Data for this exercise →

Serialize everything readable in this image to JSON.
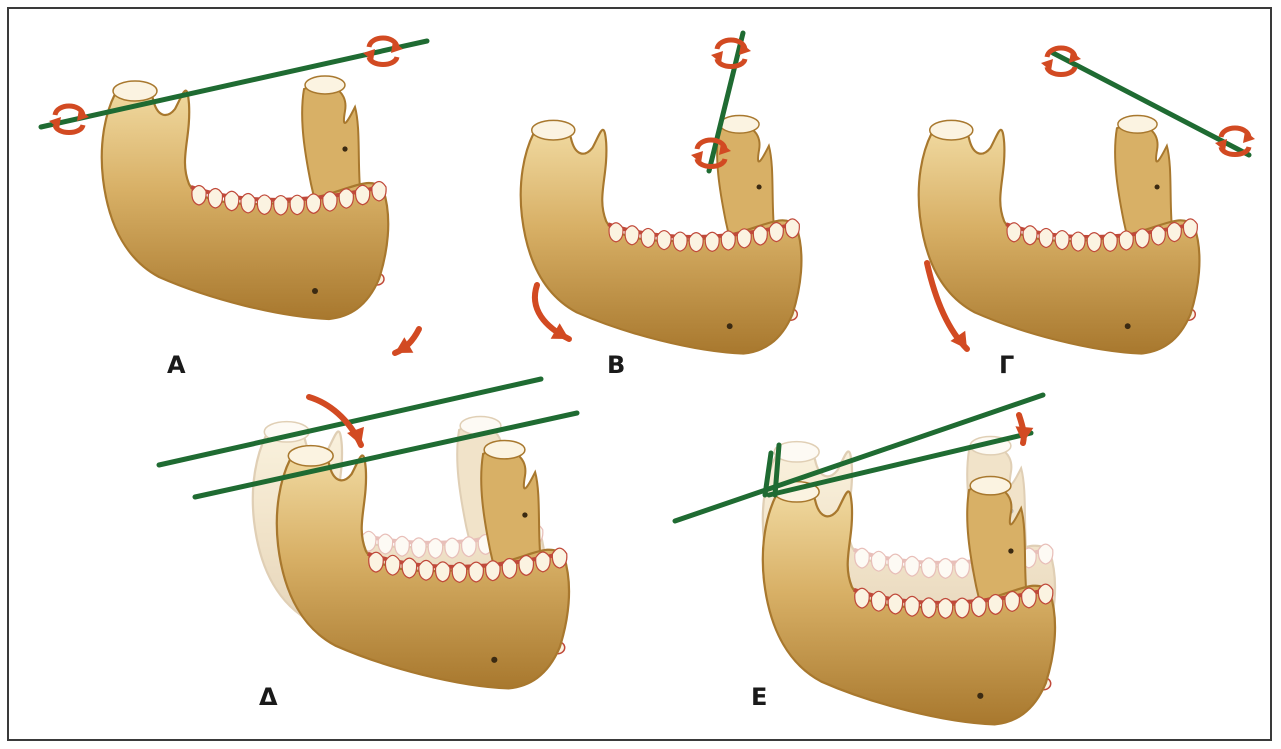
{
  "figure": {
    "panels": [
      {
        "id": "A",
        "label": "A",
        "rotation_arrows": "axis-ends",
        "lateral_arrow": "chin-down"
      },
      {
        "id": "B",
        "label": "B",
        "rotation_arrows": "vertical-axis",
        "lateral_arrow": "gonion-curved"
      },
      {
        "id": "G",
        "label": "Γ",
        "rotation_arrows": "axis-ends",
        "lateral_arrow": "gonion-down"
      },
      {
        "id": "D",
        "label": "Δ",
        "rotation_arrows": "none",
        "lateral_arrow": "forward-curved"
      },
      {
        "id": "E",
        "label": "E",
        "rotation_arrows": "none",
        "lateral_arrow": "condyle-down"
      }
    ]
  },
  "colors": {
    "bone": "#d8b066",
    "bone_dark": "#a8782e",
    "bone_light": "#f2dca4",
    "tooth": "#fbf3e1",
    "gum": "#c0493a",
    "axis": "#1f6b32",
    "arrow": "#d24a22",
    "frame": "#3a3a3a",
    "label": "#1a1a1a"
  }
}
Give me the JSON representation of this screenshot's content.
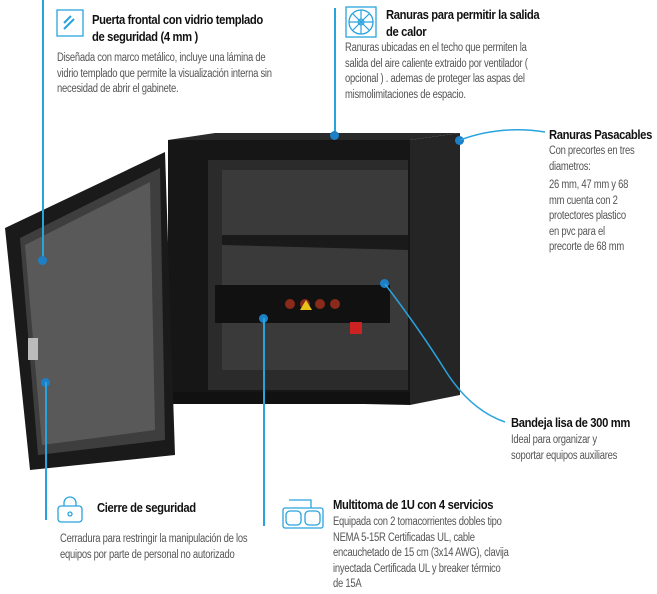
{
  "features": {
    "door": {
      "icon": "glass-pane-icon",
      "title": "Puerta frontal con vidrio templado de seguridad (4 mm )",
      "description": "Diseñada con marco metálico, incluye una lámina de vidrio templado que permite la visualización interna sin necesidad de abrir el gabinete."
    },
    "vents": {
      "icon": "fan-icon",
      "title": "Ranuras para permitir la salida de calor",
      "description": "Ranuras ubicadas en el techo que permiten la salida del aire caliente extraido por ventilador ( opcional ) . ademas de proteger las aspas del mismolimitaciones de espacio."
    },
    "cable_slots": {
      "title": "Ranuras Pasacables",
      "description_1": "Con precortes en tres diametros:",
      "description_2": "26 mm, 47 mm y 68 mm cuenta con 2 protectores plastico en pvc para el precorte de 68 mm"
    },
    "tray": {
      "title": "Bandeja lisa de 300 mm",
      "description": "Ideal para organizar y soportar equipos auxiliares"
    },
    "lock": {
      "icon": "padlock-icon",
      "title": "Cierre de seguridad",
      "description": "Cerradura para restringir la manipulación de los equipos por parte de personal no autorizado"
    },
    "power_strip": {
      "icon": "power-outlet-icon",
      "title": "Multitoma de 1U con 4 servicios",
      "description": "Equipada con 2 tomacorrientes dobles tipo NEMA 5-15R Certificadas UL, cable encauchetado de 15 cm (3x14 AWG), clavija inyectada Certificada UL y breaker térmico de 15A"
    }
  },
  "colors": {
    "accent": "#29a3dd",
    "dot": "#1d7fc6",
    "cabinet": "#1e1e1e"
  }
}
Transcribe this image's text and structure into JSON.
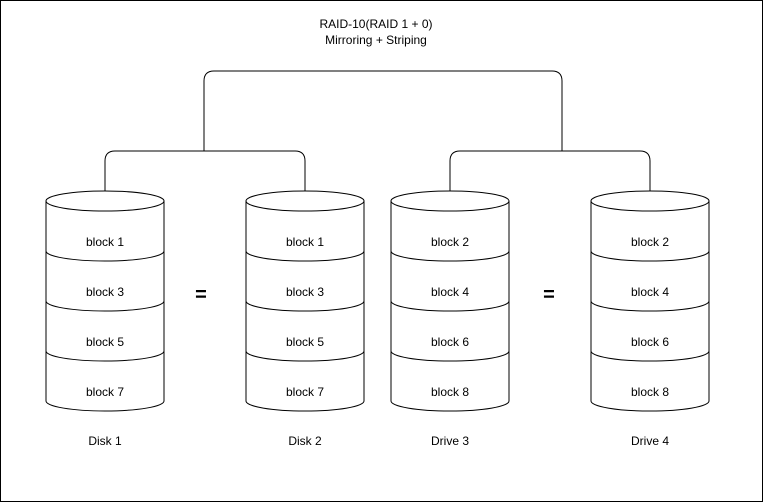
{
  "title": {
    "line1": "RAID-10(RAID 1 + 0)",
    "line2": "Mirroring + Striping"
  },
  "disks": [
    {
      "label": "Disk 1",
      "blocks": [
        "block 1",
        "block 3",
        "block 5",
        "block 7"
      ]
    },
    {
      "label": "Disk 2",
      "blocks": [
        "block 1",
        "block 3",
        "block 5",
        "block 7"
      ]
    },
    {
      "label": "Drive 3",
      "blocks": [
        "block 2",
        "block 4",
        "block 6",
        "block 8"
      ]
    },
    {
      "label": "Drive 4",
      "blocks": [
        "block 2",
        "block 4",
        "block 6",
        "block 8"
      ]
    }
  ],
  "mirror_symbols": [
    "=",
    "="
  ],
  "colors": {
    "stroke": "#000000",
    "background": "#ffffff"
  }
}
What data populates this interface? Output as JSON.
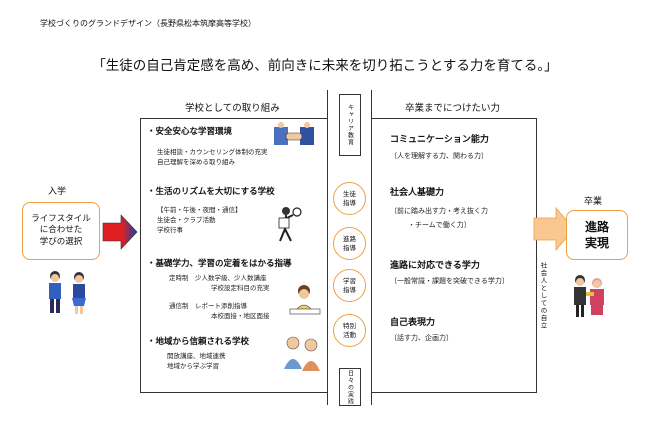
{
  "header": {
    "title": "学校づくりのグランドデザイン（長野県松本筑摩高等学校）"
  },
  "slogan": "「生徒の自己肯定感を高め、前向きに未来を切り拓こうとする力を育てる。」",
  "left_column": {
    "label": "学校としての取り組み",
    "sections": [
      {
        "title": "・安全安心な学習環境",
        "items": [
          "生徒相談・カウンセリング体制の充実",
          "自己理解を深める取り組み"
        ]
      },
      {
        "title": "・生活のリズムを大切にする学校",
        "items": [
          "【午前・午後・夜間・通信】",
          "生徒会・クラブ活動",
          "学校行事"
        ]
      },
      {
        "title": "・基礎学力、学習の定着をはかる指導",
        "items": [
          "定時制　少人数学級、少人数講座",
          "学校設定科目の充実",
          "通信制　レポート添削指導",
          "本校面接・地区面接"
        ]
      },
      {
        "title": "・地域から信頼される学校",
        "items": [
          "開放講座、地域連携",
          "地域から学ぶ学習"
        ]
      }
    ]
  },
  "center_bar": {
    "top_label": "キャリア教育",
    "bottom_label": "日々の実践",
    "circles": [
      "生徒\n指導",
      "進路\n指導",
      "学習\n指導",
      "特別\n活動"
    ]
  },
  "right_column": {
    "label": "卒業までにつけたい力",
    "sections": [
      {
        "title": "コミュニケーション能力",
        "sub": "〔人を理解する力、関わる力〕"
      },
      {
        "title": "社会人基礎力",
        "sub": "〔前に踏み出す力・考え抜く力",
        "sub2": "・チームで働く力〕"
      },
      {
        "title": "進路に対応できる学力",
        "sub": "〔一般常識・課題を突破できる学力〕"
      },
      {
        "title": "自己表現力",
        "sub": "〔話す力、企画力〕"
      }
    ]
  },
  "entry": {
    "label": "入学",
    "box_text": "ライフスタイル\nに合わせた\n学びの選択"
  },
  "exit": {
    "label": "卒業",
    "box_text": "進路\n実現",
    "side_note": "社会人としての自立"
  },
  "colors": {
    "accent_orange": "#f0a040",
    "arrow_red": "#e02020",
    "arrow_blue": "#1a3fa8",
    "exit_arrow": "#f8c890"
  },
  "icons": [
    "students-icon",
    "handshake-icon",
    "teacher-icon",
    "tennis-icon",
    "student-writing-icon",
    "elderly-icon",
    "graduates-icon"
  ]
}
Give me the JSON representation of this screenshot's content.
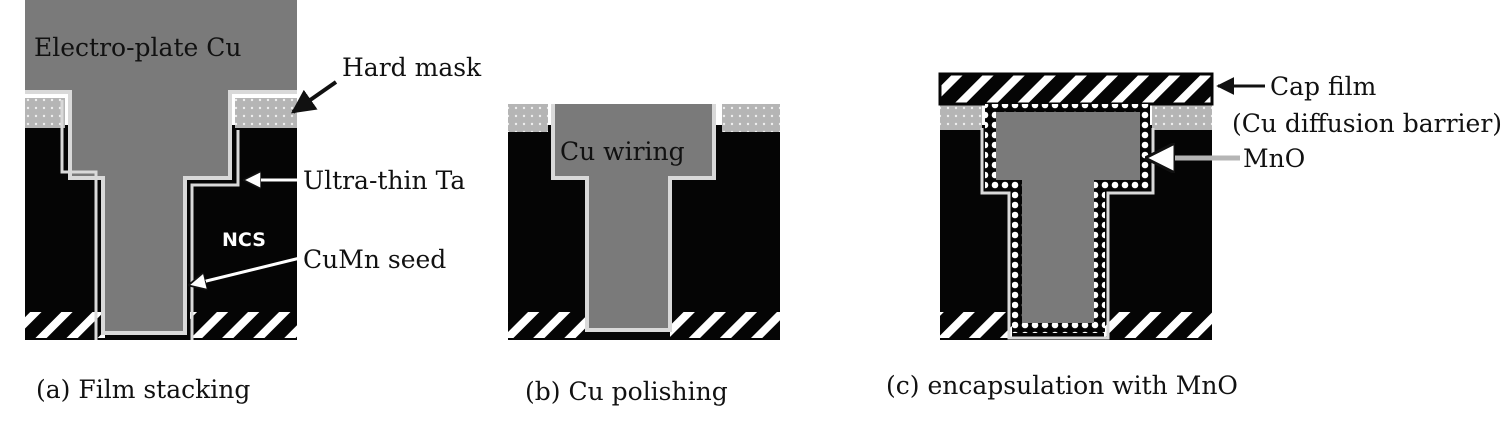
{
  "panels": [
    {
      "caption": "(a) Film stacking",
      "inner_label": "Electro-plate Cu",
      "region_label": "NCS",
      "callouts": [
        "Hard mask",
        "Ultra-thin Ta",
        "CuMn seed"
      ]
    },
    {
      "caption": "(b) Cu polishing",
      "inner_label": "Cu wiring"
    },
    {
      "caption": "(c) encapsulation with MnO",
      "callouts": [
        "Cap film",
        "(Cu diffusion barrier)",
        "MnO"
      ]
    }
  ],
  "colors": {
    "dielectric": "#050505",
    "copper": "#7a7a7a",
    "liner": "#d9d9d9",
    "hard_mask": "#b5b5b5",
    "hatch": "#ffffff"
  }
}
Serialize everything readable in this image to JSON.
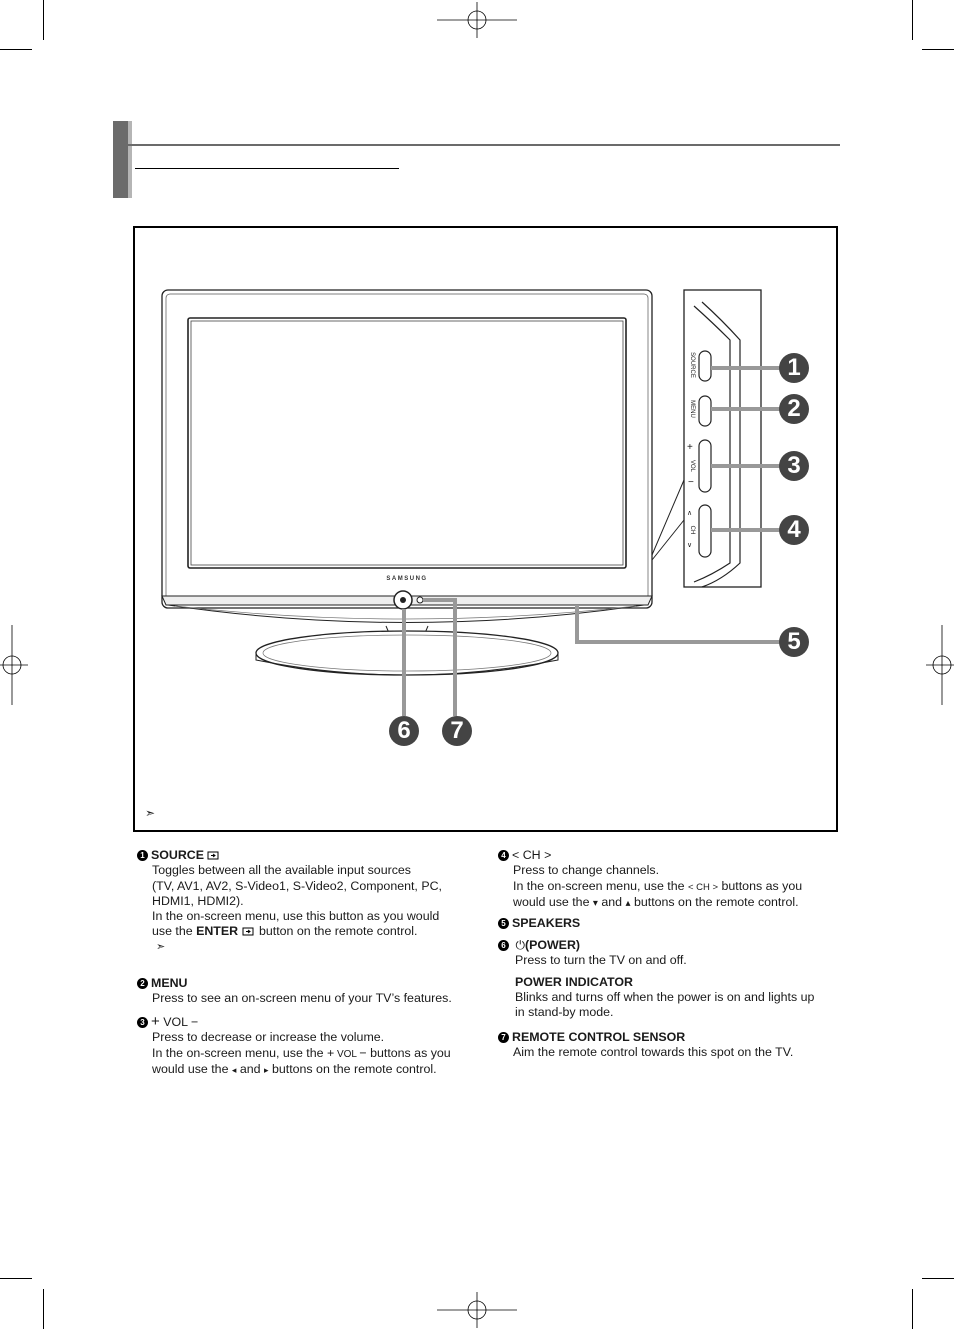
{
  "callouts": [
    "1",
    "2",
    "3",
    "4",
    "5",
    "6",
    "7"
  ],
  "tv": {
    "brand": "SAMSUNG",
    "side_labels": {
      "source": "SOURCE",
      "menu": "MENU",
      "vol": "VOL",
      "ch": "CH",
      "plus": "+",
      "minus": "−",
      "up": "∧",
      "down": "∨"
    }
  },
  "note_marker": "➣",
  "items": [
    {
      "num": "1",
      "title": "SOURCE",
      "lines": [
        "Toggles between all the available input sources",
        "(TV, AV1, AV2, S-Video1, S-Video2, Component, PC,",
        "HDMI1, HDMI2).",
        "In the on-screen menu, use this button as you would"
      ],
      "enter_prefix": "use the ",
      "enter_word": "ENTER",
      "enter_suffix": " button on the remote control.",
      "note": "➣"
    },
    {
      "num": "2",
      "title": "MENU",
      "lines": [
        "Press to see an on-screen menu of your TV’s features."
      ]
    },
    {
      "num": "3",
      "title_plus": "+",
      "title": "VOL",
      "title_minus": "−",
      "lines": [
        "Press to decrease or increase the volume."
      ],
      "line2_a": "In the on-screen menu, use the ",
      "line2_b": "+",
      "line2_c": " VOL ",
      "line2_d": "−",
      "line2_e": " buttons as you",
      "line3_a": "would use the ",
      "line3_b": "◂",
      "line3_c": " and ",
      "line3_d": "▸",
      "line3_e": " buttons on the remote control."
    },
    {
      "num": "4",
      "title_left": "<",
      "title": "CH",
      "title_right": ">",
      "lines": [
        "Press to change channels."
      ],
      "line2_a": "In the on-screen menu, use the ",
      "line2_b": "< CH >",
      "line2_c": " buttons as you",
      "line3_a": "would use the ",
      "line3_b": "▾",
      "line3_c": " and ",
      "line3_d": "▴",
      "line3_e": " buttons on the remote control."
    },
    {
      "num": "5",
      "title": "SPEAKERS"
    },
    {
      "num": "6",
      "power_icon": "⏻",
      "title": "(POWER)",
      "lines": [
        "Press to turn the TV on and off."
      ],
      "sub_title": "POWER INDICATOR",
      "sub_lines": [
        "Blinks and turns off when the power is on and lights up",
        "in stand-by mode."
      ]
    },
    {
      "num": "7",
      "title": "REMOTE CONTROL SENSOR",
      "lines": [
        "Aim the remote control towards this spot on the TV."
      ]
    }
  ]
}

Challenge → Reply with one number only, the count of lines above that hold the string "Ranuras".

Right answer → 3